Task brief:
Only the number is wanted: tally the lines below that contain the word "gear".

[Start of Data listing]

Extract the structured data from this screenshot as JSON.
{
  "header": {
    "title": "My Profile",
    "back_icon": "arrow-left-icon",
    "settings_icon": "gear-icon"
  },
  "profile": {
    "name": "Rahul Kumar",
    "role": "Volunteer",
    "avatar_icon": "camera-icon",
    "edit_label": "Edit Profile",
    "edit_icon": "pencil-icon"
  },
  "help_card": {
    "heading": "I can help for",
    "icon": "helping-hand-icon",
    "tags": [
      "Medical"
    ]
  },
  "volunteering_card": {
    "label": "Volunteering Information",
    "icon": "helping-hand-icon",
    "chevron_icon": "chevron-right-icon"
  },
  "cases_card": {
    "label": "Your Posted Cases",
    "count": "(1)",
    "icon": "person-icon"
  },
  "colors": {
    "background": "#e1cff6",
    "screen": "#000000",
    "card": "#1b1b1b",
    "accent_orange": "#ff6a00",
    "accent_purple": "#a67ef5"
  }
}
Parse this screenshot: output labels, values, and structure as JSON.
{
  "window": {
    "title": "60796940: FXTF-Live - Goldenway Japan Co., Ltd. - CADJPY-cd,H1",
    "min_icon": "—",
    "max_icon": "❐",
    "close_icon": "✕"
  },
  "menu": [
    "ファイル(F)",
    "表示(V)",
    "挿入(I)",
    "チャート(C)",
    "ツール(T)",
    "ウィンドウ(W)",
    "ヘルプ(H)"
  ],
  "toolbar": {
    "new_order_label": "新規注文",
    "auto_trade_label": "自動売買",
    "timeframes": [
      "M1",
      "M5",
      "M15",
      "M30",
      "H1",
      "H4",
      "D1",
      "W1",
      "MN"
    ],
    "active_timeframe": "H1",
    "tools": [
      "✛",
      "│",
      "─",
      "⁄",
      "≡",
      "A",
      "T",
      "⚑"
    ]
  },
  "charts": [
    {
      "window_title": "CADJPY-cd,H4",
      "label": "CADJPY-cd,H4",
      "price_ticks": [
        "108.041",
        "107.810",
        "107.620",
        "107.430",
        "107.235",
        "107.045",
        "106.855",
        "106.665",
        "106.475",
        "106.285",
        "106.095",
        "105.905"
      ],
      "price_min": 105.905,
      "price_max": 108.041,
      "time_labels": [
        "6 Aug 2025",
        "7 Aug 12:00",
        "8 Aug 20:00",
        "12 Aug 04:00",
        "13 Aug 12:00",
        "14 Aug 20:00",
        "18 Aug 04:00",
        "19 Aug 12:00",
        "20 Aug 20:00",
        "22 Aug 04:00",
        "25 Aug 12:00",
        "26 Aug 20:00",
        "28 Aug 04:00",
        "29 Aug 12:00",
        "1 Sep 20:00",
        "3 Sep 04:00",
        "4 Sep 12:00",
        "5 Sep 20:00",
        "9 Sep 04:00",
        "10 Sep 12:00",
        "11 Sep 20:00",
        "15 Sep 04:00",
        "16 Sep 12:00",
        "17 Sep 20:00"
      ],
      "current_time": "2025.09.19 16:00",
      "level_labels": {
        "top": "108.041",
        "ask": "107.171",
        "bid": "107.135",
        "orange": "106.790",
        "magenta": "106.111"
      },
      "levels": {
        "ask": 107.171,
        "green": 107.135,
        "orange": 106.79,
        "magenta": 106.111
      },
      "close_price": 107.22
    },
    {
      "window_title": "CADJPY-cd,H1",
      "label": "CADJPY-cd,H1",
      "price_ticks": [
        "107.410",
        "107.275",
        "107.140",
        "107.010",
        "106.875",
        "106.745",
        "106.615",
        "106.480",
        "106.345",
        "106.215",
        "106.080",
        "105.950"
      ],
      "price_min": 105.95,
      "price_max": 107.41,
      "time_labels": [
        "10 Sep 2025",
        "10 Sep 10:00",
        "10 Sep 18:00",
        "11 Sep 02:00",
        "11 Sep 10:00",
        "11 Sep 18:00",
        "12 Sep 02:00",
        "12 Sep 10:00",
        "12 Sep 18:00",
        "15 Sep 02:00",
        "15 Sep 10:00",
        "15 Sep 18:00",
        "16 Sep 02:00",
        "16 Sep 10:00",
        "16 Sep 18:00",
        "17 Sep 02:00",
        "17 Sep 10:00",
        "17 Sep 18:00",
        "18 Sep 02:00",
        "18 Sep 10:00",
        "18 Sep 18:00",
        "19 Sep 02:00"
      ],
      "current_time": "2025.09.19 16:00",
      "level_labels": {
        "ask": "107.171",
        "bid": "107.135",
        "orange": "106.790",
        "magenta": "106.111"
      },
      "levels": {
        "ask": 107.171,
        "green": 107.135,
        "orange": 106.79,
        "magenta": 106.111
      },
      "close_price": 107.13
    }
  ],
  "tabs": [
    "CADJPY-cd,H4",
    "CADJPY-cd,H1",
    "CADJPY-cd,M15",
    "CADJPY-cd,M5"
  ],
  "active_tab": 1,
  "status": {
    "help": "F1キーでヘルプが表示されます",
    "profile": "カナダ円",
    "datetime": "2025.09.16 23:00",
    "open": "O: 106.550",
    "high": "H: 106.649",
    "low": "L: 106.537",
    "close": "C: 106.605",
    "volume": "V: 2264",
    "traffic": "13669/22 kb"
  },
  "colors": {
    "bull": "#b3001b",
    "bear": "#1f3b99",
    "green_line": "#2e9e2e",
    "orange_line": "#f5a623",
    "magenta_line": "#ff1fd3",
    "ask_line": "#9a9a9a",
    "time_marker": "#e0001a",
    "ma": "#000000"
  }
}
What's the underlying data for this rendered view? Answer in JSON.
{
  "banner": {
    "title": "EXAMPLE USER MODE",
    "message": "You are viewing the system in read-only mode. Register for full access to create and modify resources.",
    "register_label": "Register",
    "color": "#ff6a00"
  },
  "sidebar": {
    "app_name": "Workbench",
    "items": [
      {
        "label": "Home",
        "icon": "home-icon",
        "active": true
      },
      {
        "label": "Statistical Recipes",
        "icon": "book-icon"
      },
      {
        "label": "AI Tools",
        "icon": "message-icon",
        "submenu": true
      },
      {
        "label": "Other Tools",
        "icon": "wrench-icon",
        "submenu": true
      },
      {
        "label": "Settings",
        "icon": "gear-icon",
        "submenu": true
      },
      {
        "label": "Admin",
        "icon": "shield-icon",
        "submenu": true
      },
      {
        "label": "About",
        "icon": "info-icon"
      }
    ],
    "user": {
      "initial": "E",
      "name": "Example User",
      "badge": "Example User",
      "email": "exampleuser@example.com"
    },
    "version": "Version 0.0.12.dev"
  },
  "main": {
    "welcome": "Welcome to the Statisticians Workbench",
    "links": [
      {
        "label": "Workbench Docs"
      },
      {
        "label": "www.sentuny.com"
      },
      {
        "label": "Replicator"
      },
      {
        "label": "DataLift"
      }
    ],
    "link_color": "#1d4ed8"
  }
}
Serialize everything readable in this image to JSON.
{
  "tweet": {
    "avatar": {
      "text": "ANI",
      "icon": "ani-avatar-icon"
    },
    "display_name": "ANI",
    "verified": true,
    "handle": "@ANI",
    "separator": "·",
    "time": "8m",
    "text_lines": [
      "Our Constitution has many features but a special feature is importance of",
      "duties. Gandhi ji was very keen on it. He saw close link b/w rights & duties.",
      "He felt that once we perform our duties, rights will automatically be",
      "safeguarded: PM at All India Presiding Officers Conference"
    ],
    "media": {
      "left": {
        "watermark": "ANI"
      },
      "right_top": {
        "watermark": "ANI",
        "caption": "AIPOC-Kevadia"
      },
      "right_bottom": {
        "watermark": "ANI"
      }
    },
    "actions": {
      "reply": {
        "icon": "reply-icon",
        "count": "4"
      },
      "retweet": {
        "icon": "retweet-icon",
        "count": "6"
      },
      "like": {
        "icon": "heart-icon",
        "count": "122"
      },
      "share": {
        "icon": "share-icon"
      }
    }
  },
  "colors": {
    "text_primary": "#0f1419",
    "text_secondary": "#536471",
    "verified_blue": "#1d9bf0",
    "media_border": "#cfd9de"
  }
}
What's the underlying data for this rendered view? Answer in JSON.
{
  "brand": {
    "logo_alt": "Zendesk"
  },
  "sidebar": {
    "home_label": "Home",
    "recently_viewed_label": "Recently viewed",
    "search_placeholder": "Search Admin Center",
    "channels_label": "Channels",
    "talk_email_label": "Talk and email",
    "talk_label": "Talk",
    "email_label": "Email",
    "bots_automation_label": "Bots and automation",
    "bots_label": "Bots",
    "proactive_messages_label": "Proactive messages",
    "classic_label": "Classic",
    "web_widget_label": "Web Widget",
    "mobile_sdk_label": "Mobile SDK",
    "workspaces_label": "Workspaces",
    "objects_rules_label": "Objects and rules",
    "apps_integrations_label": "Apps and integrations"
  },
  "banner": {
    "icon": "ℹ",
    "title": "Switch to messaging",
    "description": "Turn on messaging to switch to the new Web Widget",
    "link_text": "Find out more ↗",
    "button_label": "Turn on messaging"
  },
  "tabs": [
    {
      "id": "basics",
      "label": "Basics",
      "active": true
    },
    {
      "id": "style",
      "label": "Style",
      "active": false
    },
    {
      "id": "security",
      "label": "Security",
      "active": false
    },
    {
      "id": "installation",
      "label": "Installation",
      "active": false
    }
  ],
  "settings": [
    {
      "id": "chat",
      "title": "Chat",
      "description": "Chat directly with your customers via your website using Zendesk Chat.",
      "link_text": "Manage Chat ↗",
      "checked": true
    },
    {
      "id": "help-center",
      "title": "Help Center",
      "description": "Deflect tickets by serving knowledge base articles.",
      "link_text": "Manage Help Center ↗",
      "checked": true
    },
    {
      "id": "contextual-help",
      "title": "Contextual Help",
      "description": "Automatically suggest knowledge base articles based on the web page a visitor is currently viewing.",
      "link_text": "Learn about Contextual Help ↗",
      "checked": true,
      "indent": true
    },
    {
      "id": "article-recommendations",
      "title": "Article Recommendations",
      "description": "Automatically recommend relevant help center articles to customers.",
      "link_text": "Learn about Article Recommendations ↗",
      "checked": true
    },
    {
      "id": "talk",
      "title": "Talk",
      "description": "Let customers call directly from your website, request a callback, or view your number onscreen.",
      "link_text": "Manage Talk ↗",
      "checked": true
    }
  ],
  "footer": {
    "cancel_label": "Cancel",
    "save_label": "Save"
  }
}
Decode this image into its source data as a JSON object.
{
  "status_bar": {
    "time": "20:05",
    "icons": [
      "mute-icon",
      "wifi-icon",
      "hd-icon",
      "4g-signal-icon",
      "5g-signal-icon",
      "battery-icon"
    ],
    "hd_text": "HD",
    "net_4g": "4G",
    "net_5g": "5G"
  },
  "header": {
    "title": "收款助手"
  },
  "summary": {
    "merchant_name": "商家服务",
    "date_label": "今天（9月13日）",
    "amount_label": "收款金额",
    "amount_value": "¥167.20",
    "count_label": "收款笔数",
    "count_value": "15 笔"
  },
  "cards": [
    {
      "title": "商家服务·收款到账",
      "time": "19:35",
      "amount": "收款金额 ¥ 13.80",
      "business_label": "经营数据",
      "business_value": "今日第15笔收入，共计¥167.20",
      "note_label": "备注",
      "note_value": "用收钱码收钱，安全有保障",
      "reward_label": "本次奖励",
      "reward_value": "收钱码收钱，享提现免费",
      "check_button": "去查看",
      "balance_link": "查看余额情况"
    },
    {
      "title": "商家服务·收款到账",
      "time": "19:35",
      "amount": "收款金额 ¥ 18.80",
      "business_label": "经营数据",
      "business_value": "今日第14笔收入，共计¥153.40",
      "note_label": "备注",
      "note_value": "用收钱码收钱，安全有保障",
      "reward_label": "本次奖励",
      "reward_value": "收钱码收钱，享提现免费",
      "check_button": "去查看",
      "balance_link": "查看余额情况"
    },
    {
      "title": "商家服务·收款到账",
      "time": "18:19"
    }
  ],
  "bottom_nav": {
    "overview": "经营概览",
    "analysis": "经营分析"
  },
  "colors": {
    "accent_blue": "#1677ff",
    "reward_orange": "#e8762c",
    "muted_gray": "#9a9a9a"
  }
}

[End of Data listing]

Full answer:
2